[Element box annotations]
·····
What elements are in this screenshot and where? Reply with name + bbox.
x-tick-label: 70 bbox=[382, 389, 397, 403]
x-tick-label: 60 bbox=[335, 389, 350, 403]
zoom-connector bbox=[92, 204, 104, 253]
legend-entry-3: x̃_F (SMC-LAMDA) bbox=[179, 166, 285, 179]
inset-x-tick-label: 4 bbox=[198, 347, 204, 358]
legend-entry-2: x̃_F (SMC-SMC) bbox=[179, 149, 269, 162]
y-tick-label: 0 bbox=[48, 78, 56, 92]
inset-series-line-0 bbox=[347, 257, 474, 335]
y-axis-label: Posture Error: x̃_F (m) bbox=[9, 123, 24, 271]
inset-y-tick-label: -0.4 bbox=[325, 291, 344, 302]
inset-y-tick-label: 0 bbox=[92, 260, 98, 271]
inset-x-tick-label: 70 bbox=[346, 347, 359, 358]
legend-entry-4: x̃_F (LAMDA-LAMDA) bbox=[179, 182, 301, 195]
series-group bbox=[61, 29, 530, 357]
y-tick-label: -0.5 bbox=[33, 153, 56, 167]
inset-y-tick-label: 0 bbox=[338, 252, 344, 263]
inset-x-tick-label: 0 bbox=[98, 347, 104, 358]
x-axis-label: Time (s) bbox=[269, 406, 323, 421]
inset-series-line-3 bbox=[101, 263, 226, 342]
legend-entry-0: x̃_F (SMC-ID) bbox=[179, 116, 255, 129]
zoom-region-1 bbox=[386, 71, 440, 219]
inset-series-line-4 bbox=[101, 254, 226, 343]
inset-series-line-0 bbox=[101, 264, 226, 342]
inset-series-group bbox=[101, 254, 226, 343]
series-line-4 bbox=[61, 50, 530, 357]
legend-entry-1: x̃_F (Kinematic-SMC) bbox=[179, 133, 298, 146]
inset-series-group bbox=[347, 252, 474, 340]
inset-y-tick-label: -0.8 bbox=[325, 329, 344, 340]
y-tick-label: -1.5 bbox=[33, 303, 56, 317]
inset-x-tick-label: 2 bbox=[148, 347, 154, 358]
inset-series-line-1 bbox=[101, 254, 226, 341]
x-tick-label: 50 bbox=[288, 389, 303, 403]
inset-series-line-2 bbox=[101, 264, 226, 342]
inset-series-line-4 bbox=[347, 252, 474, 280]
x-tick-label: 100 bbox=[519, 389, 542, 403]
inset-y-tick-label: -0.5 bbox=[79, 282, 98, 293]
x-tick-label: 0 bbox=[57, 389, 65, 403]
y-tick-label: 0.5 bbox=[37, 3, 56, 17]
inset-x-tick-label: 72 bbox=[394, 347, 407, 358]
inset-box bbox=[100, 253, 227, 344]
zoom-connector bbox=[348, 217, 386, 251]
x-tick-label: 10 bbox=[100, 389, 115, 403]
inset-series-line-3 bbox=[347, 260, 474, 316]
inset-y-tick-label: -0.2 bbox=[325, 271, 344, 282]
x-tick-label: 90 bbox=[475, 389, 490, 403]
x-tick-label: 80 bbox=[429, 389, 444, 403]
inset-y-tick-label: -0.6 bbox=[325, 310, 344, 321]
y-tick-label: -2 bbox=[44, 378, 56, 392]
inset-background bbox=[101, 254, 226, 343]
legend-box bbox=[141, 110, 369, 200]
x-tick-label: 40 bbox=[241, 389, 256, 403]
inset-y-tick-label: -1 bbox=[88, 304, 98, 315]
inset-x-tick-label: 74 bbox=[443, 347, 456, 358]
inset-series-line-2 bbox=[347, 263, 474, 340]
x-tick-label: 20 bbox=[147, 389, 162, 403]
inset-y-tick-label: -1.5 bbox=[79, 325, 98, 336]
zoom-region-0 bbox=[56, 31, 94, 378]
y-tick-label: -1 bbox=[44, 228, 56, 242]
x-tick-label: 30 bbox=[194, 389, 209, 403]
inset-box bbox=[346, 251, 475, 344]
·····
DIRECTION
Reproduce all of the items verbatim, line for line.

REPLY
What elements are in this screenshot and where? Reply with name + bbox.
x-tick-label: 70 bbox=[382, 389, 397, 403]
x-tick-label: 60 bbox=[335, 389, 350, 403]
zoom-connector bbox=[92, 204, 104, 253]
legend-entry-3: x̃_F (SMC-LAMDA) bbox=[179, 166, 285, 179]
inset-x-tick-label: 4 bbox=[198, 347, 204, 358]
legend-entry-2: x̃_F (SMC-SMC) bbox=[179, 149, 269, 162]
y-tick-label: 0 bbox=[48, 78, 56, 92]
inset-series-line-0 bbox=[347, 257, 474, 335]
y-axis-label: Posture Error: x̃_F (m) bbox=[9, 123, 24, 271]
inset-y-tick-label: -0.4 bbox=[325, 291, 344, 302]
inset-y-tick-label: 0 bbox=[92, 260, 98, 271]
inset-x-tick-label: 70 bbox=[346, 347, 359, 358]
legend-entry-4: x̃_F (LAMDA-LAMDA) bbox=[179, 182, 301, 195]
series-group bbox=[61, 29, 530, 357]
y-tick-label: -0.5 bbox=[33, 153, 56, 167]
inset-y-tick-label: 0 bbox=[338, 252, 344, 263]
inset-x-tick-label: 0 bbox=[98, 347, 104, 358]
x-axis-label: Time (s) bbox=[269, 406, 323, 421]
inset-series-line-3 bbox=[101, 263, 226, 342]
legend-entry-0: x̃_F (SMC-ID) bbox=[179, 116, 255, 129]
zoom-region-1 bbox=[386, 71, 440, 219]
inset-series-line-4 bbox=[101, 254, 226, 343]
inset-series-line-0 bbox=[101, 264, 226, 342]
inset-series-group bbox=[101, 254, 226, 343]
series-line-4 bbox=[61, 50, 530, 357]
legend-entry-1: x̃_F (Kinematic-SMC) bbox=[179, 133, 298, 146]
inset-series-group bbox=[347, 252, 474, 340]
inset-y-tick-label: -0.8 bbox=[325, 329, 344, 340]
y-tick-label: -1.5 bbox=[33, 303, 56, 317]
inset-x-tick-label: 2 bbox=[148, 347, 154, 358]
inset-series-line-1 bbox=[101, 254, 226, 341]
x-tick-label: 50 bbox=[288, 389, 303, 403]
inset-series-line-2 bbox=[101, 264, 226, 342]
inset-series-line-4 bbox=[347, 252, 474, 280]
x-tick-label: 100 bbox=[519, 389, 542, 403]
inset-y-tick-label: -0.5 bbox=[79, 282, 98, 293]
x-tick-label: 0 bbox=[57, 389, 65, 403]
y-tick-label: 0.5 bbox=[37, 3, 56, 17]
inset-x-tick-label: 72 bbox=[394, 347, 407, 358]
inset-box bbox=[100, 253, 227, 344]
zoom-connector bbox=[348, 217, 386, 251]
x-tick-label: 10 bbox=[100, 389, 115, 403]
inset-series-line-3 bbox=[347, 260, 474, 316]
inset-y-tick-label: -0.2 bbox=[325, 271, 344, 282]
x-tick-label: 90 bbox=[475, 389, 490, 403]
x-tick-label: 80 bbox=[429, 389, 444, 403]
inset-y-tick-label: -0.6 bbox=[325, 310, 344, 321]
y-tick-label: -2 bbox=[44, 378, 56, 392]
inset-background bbox=[101, 254, 226, 343]
legend-box bbox=[141, 110, 369, 200]
x-tick-label: 40 bbox=[241, 389, 256, 403]
inset-y-tick-label: -1 bbox=[88, 304, 98, 315]
inset-x-tick-label: 74 bbox=[443, 347, 456, 358]
inset-series-line-2 bbox=[347, 263, 474, 340]
x-tick-label: 20 bbox=[147, 389, 162, 403]
inset-y-tick-label: -1.5 bbox=[79, 325, 98, 336]
zoom-region-0 bbox=[56, 31, 94, 378]
y-tick-label: -1 bbox=[44, 228, 56, 242]
x-tick-label: 30 bbox=[194, 389, 209, 403]
inset-box bbox=[346, 251, 475, 344]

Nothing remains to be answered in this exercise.